- **AIM OF THE EXERCISE**:
Look over the lines below. Report each one that includes the string "contributions".

- **RAW DATA**:
···
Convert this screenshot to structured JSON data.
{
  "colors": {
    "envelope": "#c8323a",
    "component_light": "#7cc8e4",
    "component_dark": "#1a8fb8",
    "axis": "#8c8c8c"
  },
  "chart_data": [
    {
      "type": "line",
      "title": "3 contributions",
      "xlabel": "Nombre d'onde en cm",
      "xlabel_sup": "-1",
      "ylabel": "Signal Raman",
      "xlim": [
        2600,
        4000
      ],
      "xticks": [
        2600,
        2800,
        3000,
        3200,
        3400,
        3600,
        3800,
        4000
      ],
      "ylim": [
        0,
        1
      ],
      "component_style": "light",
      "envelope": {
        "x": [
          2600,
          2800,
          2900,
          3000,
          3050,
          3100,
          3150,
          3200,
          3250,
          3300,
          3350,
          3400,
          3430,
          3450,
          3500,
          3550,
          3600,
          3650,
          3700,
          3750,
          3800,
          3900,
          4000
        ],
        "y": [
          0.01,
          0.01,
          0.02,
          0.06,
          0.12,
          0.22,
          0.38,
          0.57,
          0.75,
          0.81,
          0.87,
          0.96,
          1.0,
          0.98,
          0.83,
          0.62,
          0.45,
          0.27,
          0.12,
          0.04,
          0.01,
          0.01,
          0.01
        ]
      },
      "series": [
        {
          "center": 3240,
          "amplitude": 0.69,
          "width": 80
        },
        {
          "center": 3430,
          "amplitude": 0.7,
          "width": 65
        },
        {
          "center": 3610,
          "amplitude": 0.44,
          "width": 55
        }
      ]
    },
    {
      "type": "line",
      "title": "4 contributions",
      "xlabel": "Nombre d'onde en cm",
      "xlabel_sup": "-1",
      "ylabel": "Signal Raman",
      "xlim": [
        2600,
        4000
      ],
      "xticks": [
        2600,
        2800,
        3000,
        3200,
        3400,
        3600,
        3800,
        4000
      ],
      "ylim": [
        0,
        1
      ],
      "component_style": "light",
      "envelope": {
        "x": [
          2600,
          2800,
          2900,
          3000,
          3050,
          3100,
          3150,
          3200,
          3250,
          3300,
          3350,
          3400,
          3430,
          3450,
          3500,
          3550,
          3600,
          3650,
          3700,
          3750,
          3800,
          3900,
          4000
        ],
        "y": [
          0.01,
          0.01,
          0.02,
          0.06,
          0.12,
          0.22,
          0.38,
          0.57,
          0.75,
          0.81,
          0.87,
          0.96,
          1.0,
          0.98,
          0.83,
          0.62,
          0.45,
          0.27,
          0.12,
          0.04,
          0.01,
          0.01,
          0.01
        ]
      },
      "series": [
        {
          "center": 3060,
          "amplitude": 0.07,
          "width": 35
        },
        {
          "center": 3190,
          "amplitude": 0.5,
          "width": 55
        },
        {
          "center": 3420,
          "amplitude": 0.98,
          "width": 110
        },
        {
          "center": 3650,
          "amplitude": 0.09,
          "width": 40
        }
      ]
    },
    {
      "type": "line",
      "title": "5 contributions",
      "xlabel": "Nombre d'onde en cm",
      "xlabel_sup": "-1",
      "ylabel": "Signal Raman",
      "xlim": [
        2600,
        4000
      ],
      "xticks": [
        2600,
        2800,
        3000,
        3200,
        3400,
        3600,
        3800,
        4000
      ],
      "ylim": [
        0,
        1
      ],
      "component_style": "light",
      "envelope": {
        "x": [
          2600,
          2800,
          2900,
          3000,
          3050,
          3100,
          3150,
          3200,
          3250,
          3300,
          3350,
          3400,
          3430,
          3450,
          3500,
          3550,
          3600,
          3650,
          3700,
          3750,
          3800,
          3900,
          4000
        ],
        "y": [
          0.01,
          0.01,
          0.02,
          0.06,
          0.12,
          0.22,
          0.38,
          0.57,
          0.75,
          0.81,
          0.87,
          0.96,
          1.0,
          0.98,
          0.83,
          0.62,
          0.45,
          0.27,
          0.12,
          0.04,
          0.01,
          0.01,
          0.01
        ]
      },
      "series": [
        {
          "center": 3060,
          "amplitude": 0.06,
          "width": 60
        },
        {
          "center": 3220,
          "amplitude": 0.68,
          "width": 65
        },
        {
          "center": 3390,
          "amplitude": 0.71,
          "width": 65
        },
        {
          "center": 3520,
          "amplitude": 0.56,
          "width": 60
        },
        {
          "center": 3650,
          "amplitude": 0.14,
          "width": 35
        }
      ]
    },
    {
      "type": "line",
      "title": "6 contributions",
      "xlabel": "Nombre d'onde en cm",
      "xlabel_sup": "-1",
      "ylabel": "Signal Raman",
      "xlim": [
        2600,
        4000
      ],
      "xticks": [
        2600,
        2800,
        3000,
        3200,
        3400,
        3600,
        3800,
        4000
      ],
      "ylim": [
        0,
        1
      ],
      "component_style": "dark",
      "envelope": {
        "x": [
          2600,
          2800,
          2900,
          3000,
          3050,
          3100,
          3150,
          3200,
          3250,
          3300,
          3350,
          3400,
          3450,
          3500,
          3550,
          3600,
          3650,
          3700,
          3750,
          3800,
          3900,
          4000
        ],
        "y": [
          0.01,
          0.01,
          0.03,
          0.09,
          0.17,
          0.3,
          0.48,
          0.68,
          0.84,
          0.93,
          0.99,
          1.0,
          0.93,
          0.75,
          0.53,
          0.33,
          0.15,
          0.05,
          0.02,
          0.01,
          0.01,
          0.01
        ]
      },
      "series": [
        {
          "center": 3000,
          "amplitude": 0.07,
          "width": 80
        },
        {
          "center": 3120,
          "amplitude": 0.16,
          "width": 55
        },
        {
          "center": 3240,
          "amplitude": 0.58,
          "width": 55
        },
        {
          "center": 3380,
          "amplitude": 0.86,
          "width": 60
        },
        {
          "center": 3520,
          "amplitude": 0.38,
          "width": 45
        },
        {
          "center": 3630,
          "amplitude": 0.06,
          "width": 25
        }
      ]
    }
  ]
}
···
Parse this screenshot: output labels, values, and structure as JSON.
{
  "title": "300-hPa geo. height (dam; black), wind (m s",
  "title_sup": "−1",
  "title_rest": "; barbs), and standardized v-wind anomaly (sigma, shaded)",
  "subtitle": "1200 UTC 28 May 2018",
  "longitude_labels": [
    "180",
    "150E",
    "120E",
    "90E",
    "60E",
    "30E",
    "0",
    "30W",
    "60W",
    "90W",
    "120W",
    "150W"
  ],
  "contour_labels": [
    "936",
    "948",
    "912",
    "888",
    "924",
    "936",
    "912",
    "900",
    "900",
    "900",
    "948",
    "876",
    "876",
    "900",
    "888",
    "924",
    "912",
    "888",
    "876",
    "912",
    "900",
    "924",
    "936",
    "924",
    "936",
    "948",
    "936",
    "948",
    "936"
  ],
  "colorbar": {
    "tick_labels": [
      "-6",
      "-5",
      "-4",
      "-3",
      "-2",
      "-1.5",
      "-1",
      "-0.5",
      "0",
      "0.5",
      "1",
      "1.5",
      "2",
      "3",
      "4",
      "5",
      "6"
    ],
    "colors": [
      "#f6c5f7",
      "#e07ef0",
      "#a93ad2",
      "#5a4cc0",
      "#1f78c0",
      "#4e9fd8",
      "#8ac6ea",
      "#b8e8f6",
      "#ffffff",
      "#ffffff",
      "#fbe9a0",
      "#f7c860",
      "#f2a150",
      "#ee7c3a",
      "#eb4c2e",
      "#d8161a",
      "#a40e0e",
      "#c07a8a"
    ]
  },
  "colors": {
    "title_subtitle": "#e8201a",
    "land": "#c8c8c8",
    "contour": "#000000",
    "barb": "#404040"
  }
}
···
- **EXERCISE RESULT**:
      "title": "3 contributions",
      "title": "4 contributions",
      "title": "5 contributions",
      "title": "6 contributions",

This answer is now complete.